Of all the lines in these entries, how many contain the string "interface"? Give only that count.

>> BEGIN INFORMATION GIVEN

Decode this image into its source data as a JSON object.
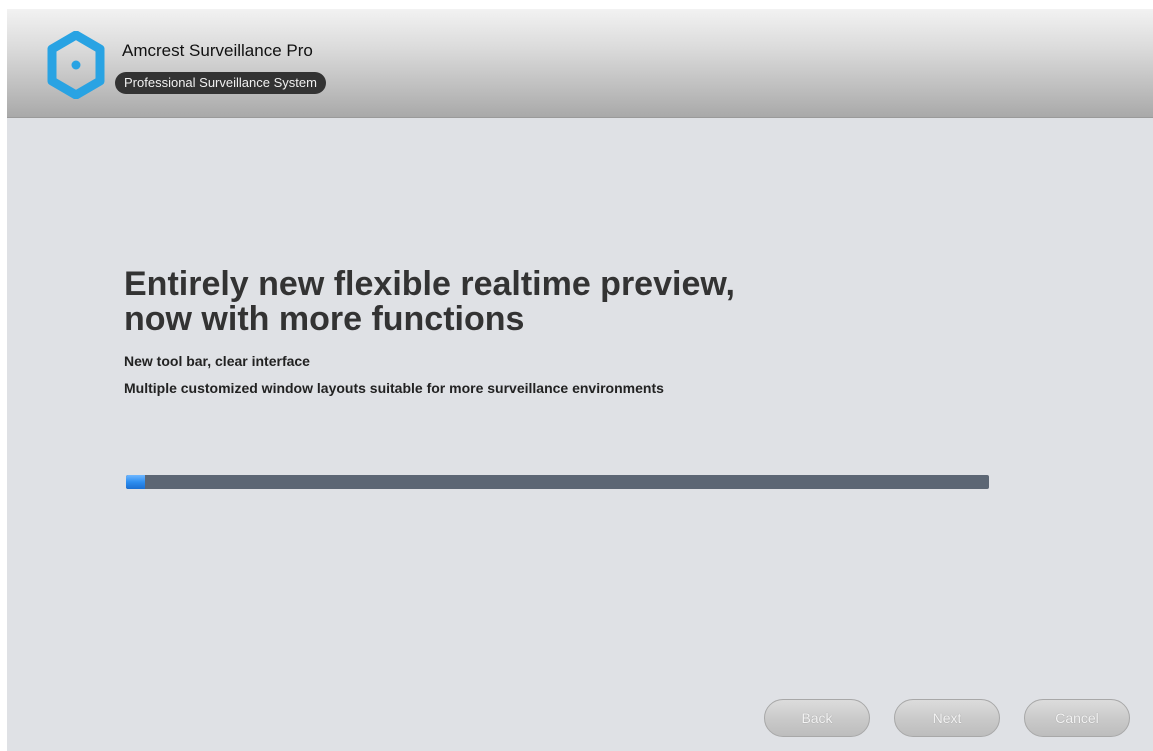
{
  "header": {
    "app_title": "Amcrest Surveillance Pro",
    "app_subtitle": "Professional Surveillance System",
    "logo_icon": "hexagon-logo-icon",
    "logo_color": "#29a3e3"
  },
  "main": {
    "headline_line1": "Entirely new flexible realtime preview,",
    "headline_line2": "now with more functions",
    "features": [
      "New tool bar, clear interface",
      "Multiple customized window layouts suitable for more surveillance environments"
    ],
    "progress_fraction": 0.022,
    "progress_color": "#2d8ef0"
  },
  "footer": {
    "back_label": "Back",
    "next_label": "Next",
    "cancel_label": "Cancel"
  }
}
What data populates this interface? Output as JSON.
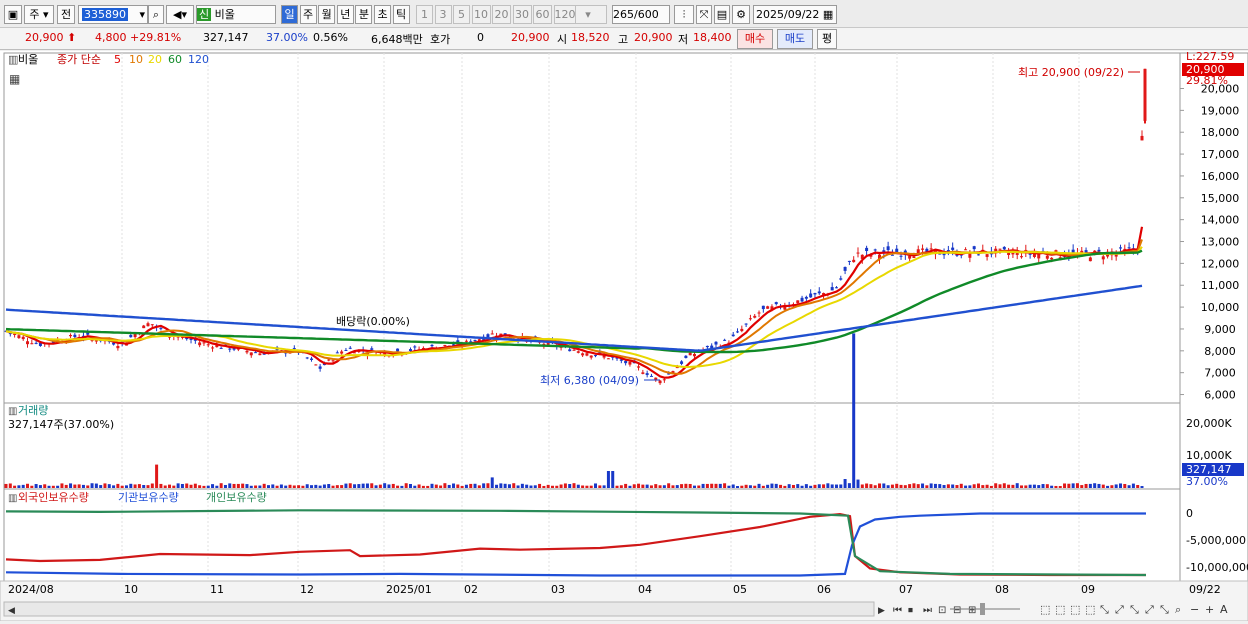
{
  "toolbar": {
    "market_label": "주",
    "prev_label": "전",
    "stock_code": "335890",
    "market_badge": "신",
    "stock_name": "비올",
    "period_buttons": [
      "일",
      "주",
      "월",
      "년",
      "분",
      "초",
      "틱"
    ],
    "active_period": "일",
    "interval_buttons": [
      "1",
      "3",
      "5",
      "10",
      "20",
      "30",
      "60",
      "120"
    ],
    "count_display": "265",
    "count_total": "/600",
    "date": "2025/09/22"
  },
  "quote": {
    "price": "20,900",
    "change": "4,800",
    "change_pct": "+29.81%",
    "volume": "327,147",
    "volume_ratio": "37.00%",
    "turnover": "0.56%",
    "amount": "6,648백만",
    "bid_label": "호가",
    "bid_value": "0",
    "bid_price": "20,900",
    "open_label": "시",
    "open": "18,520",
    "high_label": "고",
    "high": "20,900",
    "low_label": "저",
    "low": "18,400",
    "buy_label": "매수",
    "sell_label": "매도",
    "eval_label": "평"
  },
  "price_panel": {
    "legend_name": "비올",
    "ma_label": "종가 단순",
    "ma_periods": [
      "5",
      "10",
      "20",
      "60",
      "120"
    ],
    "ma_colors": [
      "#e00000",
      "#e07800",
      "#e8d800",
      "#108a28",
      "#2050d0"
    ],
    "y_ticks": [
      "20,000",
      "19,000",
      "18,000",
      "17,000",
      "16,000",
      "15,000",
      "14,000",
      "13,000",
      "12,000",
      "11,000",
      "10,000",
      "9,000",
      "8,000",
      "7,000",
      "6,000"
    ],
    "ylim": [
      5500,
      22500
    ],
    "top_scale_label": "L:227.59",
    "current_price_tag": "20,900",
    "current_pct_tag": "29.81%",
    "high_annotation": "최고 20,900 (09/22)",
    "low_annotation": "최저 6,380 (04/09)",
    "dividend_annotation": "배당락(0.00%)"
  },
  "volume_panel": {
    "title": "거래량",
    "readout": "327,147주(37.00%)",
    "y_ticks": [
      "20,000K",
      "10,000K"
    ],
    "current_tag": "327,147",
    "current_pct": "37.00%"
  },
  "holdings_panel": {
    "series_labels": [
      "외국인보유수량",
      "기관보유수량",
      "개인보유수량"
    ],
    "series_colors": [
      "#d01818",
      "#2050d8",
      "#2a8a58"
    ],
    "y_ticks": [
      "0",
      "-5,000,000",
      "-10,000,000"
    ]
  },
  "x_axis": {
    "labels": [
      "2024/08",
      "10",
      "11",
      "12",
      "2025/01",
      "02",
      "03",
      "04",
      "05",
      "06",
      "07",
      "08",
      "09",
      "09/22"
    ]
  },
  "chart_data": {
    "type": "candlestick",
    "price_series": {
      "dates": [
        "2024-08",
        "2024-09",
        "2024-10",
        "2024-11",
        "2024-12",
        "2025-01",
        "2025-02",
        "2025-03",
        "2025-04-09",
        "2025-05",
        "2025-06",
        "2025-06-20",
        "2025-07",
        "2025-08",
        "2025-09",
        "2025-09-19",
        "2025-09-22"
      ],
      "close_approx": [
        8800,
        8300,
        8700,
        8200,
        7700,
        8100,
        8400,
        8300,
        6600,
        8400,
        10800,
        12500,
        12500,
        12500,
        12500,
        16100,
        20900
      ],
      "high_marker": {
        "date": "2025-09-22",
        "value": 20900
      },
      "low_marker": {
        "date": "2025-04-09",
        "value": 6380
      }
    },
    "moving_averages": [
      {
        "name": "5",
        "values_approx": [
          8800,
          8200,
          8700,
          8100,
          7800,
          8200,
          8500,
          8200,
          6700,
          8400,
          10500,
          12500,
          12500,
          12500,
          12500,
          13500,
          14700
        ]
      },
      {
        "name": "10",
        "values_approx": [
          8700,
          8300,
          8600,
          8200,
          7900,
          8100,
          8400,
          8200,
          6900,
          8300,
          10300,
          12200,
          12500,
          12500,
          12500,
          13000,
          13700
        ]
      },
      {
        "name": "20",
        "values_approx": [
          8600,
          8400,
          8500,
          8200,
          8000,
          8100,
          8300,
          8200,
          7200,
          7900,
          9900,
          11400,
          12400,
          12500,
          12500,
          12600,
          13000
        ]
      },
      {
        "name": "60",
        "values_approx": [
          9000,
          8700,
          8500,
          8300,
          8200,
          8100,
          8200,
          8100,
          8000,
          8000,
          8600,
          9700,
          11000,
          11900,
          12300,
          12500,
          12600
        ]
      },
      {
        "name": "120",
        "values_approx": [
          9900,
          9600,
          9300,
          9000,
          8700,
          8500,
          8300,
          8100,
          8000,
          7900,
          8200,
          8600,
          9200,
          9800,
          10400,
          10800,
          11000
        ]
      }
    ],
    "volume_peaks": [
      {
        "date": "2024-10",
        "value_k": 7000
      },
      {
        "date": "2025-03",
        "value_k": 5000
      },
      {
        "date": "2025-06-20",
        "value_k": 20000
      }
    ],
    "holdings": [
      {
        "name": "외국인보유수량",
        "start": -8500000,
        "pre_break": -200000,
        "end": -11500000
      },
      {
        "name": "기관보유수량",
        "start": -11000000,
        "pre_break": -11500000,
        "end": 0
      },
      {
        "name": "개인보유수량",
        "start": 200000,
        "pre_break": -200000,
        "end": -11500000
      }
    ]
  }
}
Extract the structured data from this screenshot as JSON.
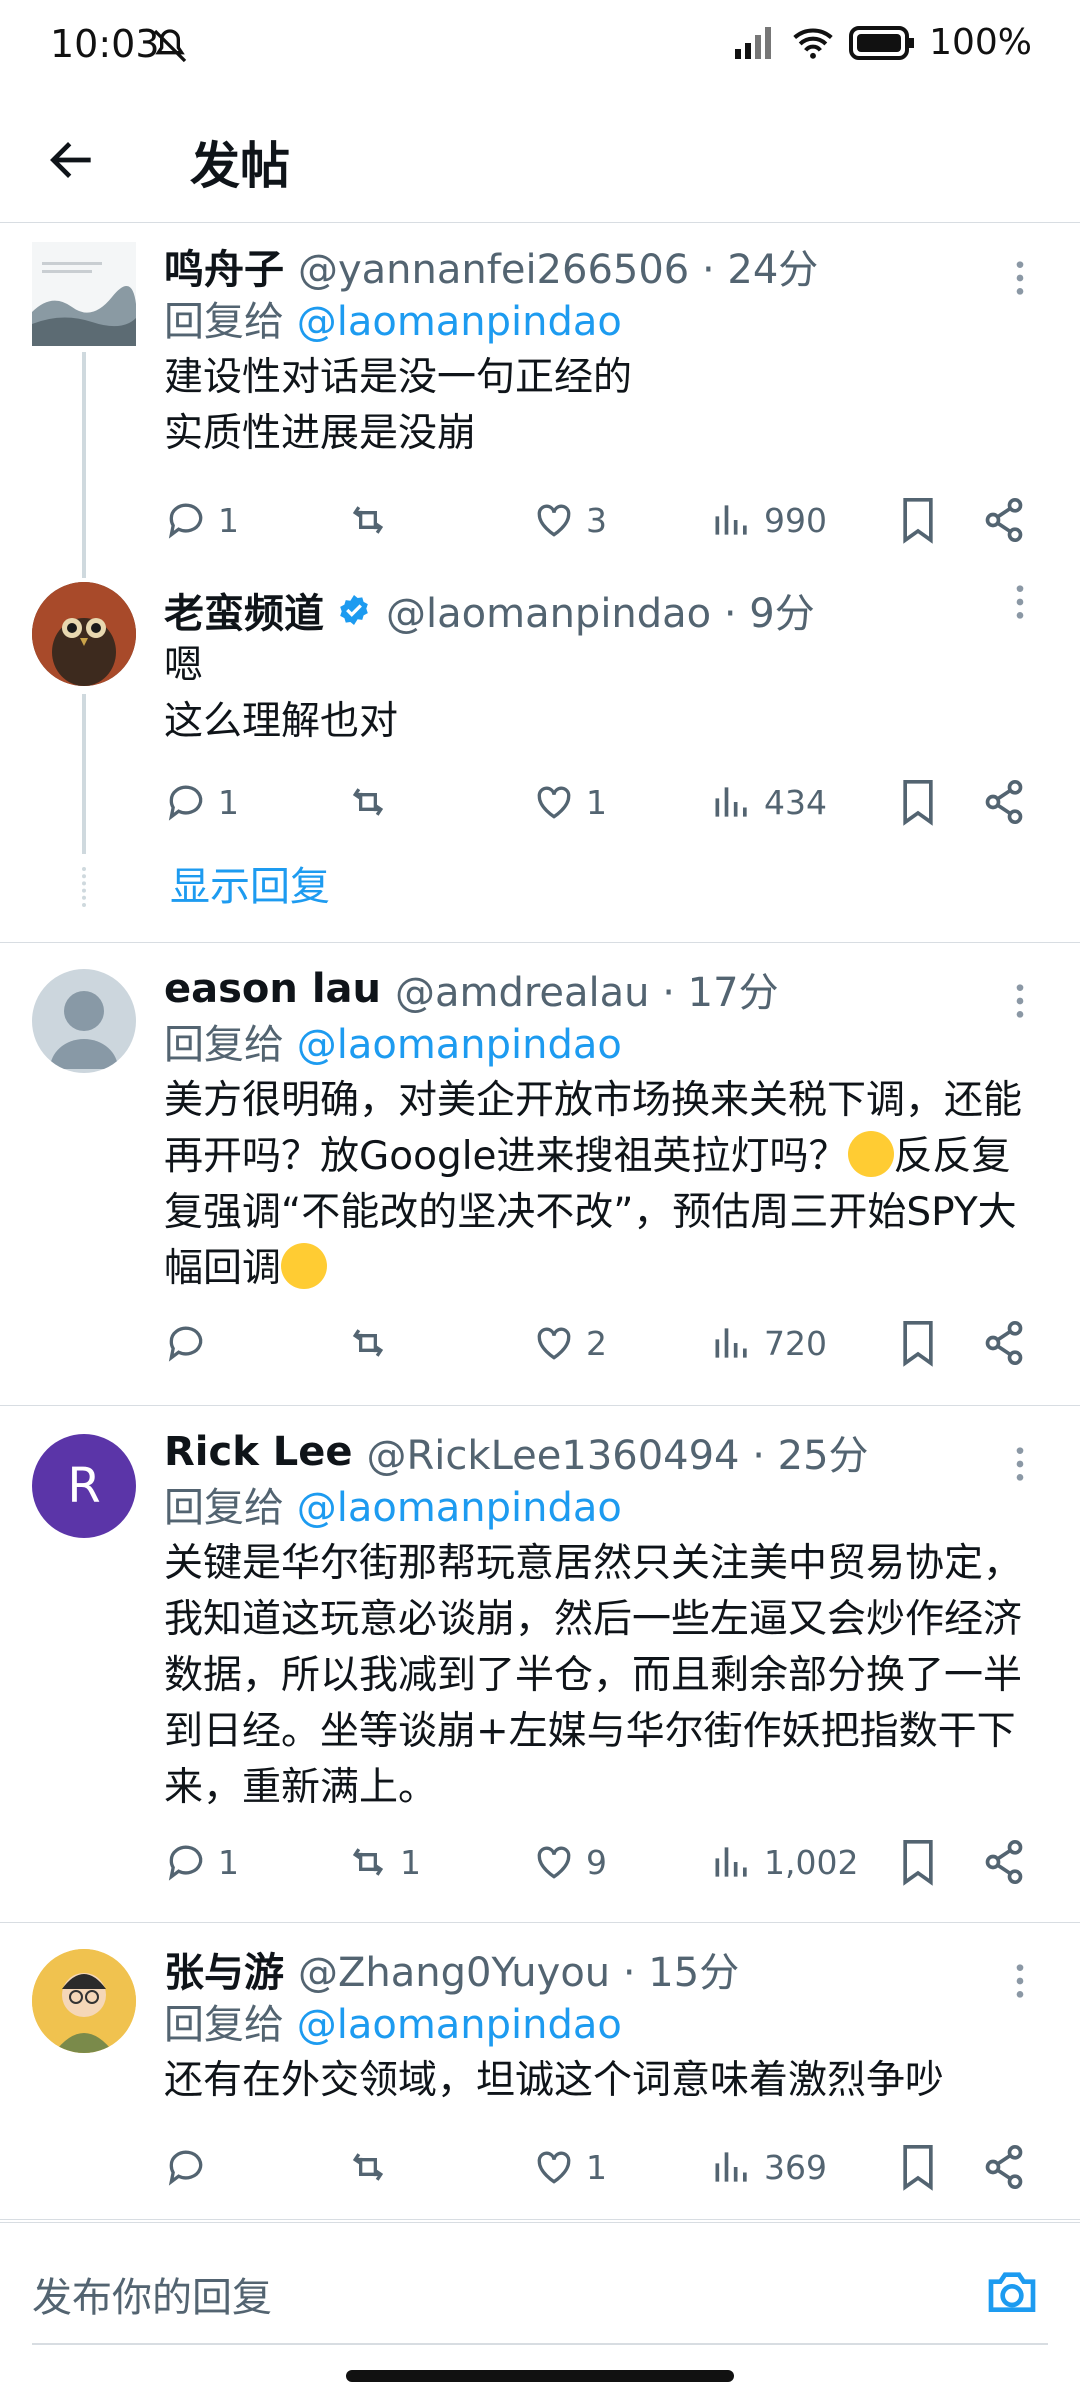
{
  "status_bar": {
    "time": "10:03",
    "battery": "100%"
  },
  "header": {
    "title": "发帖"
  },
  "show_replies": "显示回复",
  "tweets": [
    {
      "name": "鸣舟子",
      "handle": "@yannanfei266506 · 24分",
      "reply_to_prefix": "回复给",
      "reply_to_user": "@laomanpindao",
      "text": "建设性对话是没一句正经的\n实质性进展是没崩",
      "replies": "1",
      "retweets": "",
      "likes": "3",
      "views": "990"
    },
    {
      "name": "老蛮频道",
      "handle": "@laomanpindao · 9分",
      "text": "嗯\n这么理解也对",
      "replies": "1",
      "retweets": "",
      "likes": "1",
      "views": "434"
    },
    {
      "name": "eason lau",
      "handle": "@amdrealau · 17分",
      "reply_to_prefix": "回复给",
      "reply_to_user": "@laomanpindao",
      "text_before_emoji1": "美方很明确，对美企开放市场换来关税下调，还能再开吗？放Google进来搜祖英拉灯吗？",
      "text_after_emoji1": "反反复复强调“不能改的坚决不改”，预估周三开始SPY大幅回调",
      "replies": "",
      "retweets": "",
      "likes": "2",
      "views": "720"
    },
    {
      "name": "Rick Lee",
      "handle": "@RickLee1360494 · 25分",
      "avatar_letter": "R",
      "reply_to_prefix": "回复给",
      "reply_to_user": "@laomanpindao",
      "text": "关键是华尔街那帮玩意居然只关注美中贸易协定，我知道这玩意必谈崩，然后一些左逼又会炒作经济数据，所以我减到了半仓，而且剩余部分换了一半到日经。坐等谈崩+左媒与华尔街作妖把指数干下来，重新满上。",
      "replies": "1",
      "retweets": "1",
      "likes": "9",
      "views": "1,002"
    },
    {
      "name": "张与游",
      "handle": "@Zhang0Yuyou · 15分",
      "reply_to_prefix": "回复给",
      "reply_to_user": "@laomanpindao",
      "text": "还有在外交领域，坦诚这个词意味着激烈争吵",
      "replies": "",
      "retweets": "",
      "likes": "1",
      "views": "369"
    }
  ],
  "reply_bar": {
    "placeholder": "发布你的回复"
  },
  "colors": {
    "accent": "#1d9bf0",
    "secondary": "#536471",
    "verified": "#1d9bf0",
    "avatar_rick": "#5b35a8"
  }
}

>> END INFORMATION GIVEN

▶ _RIGHT ANSWER_
2